#### [Your goal]
Copy each line that contains the word "Viktória".

(Recorded data)
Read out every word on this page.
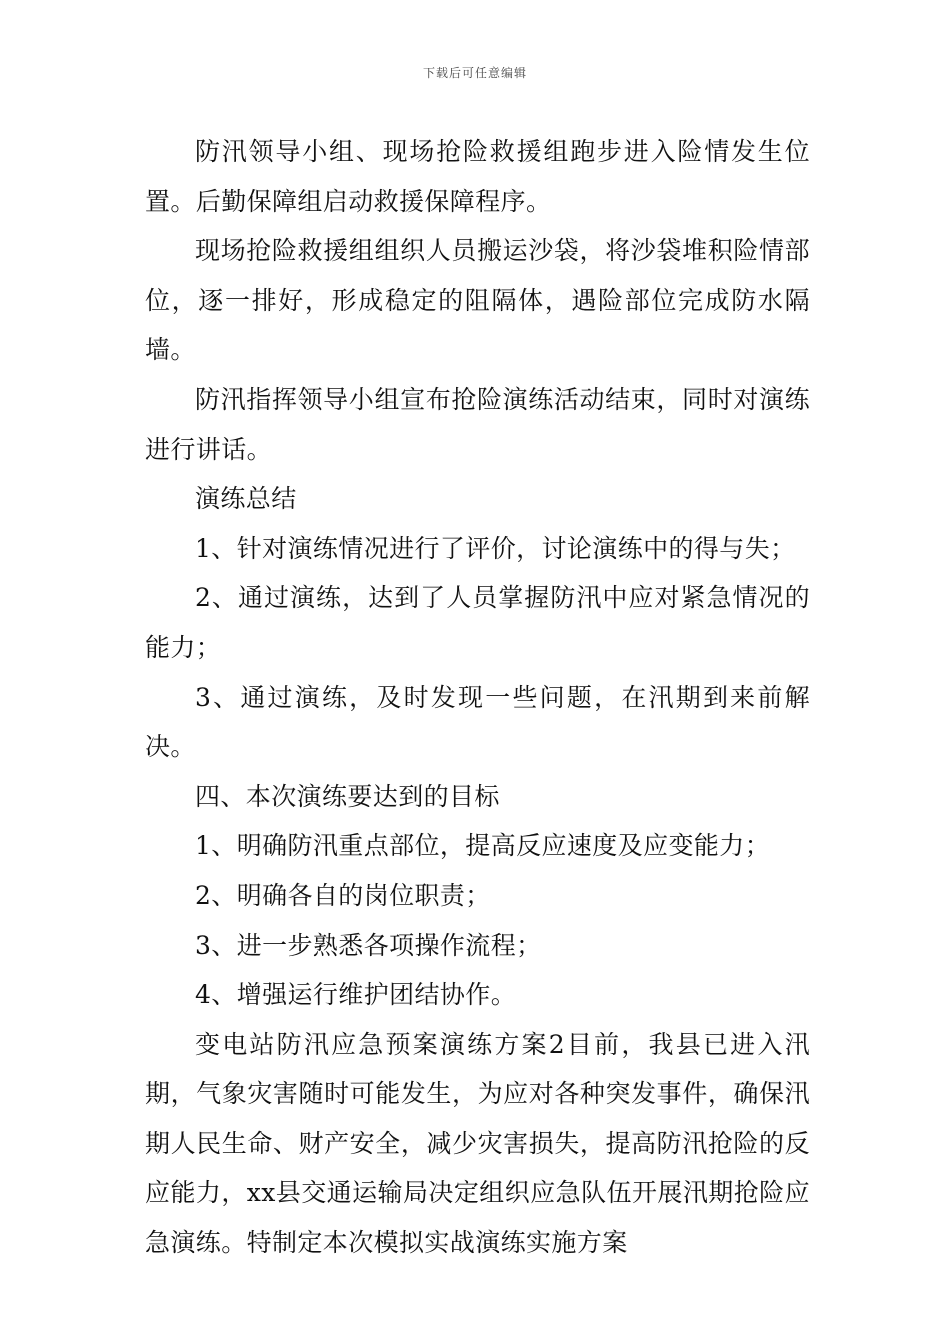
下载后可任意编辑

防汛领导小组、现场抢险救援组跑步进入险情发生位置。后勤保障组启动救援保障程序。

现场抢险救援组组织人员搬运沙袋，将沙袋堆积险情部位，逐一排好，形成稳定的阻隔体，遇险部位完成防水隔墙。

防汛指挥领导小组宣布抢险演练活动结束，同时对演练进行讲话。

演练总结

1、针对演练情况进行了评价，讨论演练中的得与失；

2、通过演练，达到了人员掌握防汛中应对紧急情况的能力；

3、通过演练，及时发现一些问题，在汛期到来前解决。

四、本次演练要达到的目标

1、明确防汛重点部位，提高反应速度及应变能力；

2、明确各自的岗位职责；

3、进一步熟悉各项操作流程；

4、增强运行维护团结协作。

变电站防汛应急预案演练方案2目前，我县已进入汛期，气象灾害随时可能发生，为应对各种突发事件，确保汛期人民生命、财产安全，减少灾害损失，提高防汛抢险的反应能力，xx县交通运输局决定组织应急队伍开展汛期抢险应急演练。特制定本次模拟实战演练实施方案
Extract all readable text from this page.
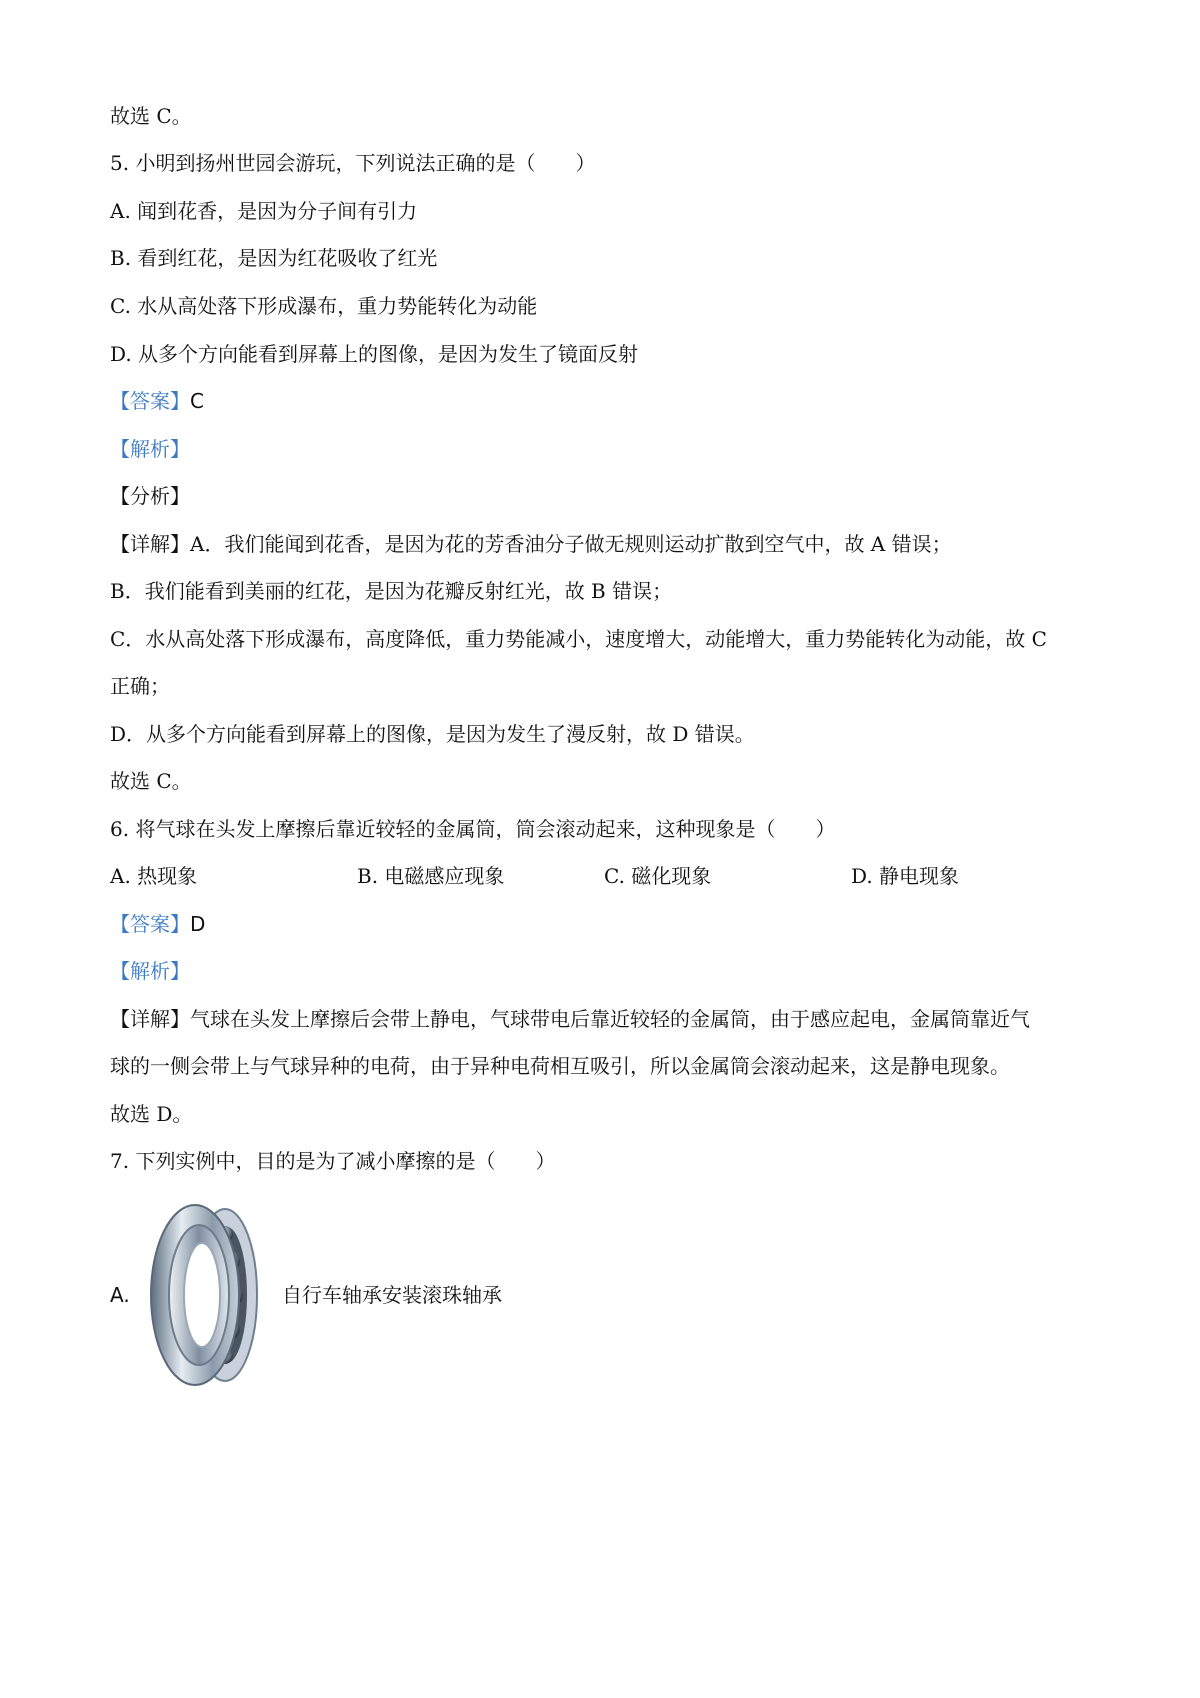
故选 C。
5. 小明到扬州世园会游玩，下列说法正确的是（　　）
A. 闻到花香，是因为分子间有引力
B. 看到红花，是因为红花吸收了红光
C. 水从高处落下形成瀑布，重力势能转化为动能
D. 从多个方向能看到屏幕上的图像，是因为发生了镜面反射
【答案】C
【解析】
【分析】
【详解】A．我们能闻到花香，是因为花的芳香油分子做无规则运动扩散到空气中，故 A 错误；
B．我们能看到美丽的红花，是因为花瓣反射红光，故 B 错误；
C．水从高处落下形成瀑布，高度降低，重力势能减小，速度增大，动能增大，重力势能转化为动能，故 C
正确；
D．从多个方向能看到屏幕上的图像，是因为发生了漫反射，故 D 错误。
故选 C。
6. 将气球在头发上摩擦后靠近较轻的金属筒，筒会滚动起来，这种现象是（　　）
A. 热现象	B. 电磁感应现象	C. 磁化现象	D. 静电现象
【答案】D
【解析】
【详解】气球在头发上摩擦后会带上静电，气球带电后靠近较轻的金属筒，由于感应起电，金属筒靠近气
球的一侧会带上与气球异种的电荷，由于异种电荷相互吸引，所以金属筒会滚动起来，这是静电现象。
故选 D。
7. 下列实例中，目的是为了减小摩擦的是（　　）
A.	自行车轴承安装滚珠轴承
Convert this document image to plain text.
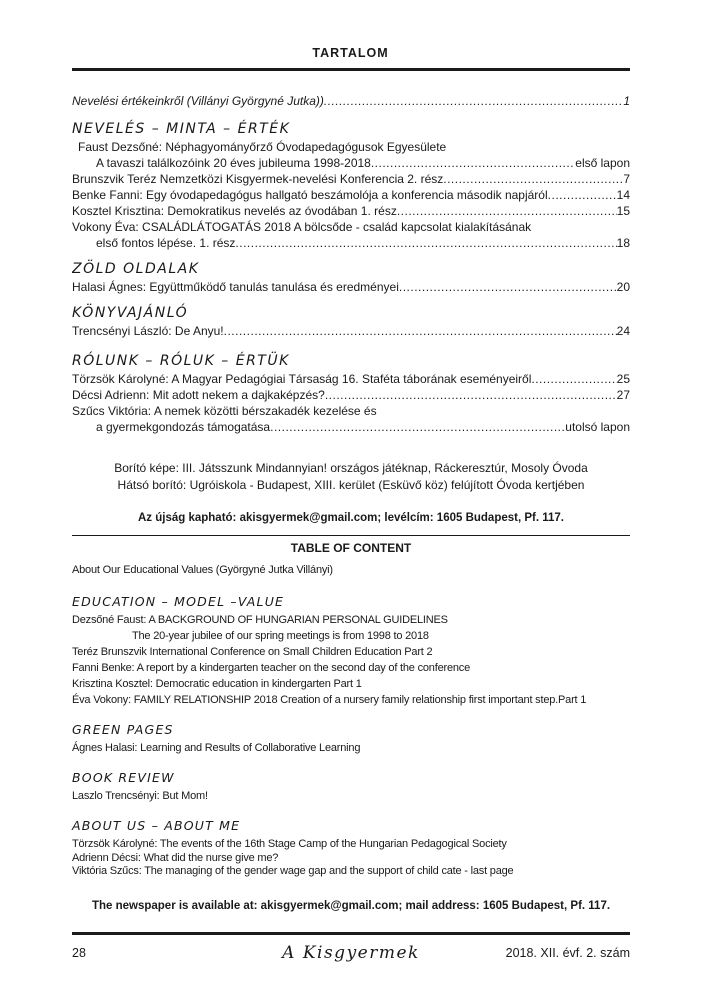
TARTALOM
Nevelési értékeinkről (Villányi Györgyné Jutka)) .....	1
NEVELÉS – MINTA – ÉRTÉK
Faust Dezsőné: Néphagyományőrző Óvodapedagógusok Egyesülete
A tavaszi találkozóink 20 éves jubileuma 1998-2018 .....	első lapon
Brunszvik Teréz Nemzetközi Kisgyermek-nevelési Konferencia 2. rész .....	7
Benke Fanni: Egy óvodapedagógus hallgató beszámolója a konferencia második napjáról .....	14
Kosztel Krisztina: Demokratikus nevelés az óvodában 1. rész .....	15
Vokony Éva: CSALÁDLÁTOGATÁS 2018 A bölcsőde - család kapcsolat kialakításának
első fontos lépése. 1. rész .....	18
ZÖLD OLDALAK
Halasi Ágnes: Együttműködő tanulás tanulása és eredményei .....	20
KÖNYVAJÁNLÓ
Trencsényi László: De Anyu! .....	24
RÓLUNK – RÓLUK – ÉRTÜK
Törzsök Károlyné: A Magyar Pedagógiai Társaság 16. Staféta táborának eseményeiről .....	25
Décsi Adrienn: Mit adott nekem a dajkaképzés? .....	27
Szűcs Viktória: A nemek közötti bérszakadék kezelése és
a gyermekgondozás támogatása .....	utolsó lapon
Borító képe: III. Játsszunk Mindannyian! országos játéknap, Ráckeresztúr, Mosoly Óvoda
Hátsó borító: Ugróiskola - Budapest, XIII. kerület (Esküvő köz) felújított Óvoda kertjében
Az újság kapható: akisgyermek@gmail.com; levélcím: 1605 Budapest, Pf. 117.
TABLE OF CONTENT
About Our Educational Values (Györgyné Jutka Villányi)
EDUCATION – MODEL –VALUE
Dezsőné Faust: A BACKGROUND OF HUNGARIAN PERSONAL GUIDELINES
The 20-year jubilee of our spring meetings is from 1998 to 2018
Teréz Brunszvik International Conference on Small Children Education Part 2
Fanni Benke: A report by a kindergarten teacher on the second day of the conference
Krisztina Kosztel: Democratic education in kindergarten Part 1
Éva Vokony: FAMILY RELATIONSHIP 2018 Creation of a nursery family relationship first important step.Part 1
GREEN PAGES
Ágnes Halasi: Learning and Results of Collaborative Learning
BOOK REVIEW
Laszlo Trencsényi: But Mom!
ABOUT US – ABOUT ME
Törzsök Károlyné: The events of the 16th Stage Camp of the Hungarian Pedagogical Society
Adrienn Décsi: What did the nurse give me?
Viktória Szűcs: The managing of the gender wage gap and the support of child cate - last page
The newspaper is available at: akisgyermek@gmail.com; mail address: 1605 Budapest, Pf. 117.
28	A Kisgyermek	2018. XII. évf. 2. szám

#### [Exercise result]
Szűcs Viktória: A nemek közötti bérszakadék kezelése és
Viktória Szűcs: The managing of the gender wage gap and the support of child cate - last page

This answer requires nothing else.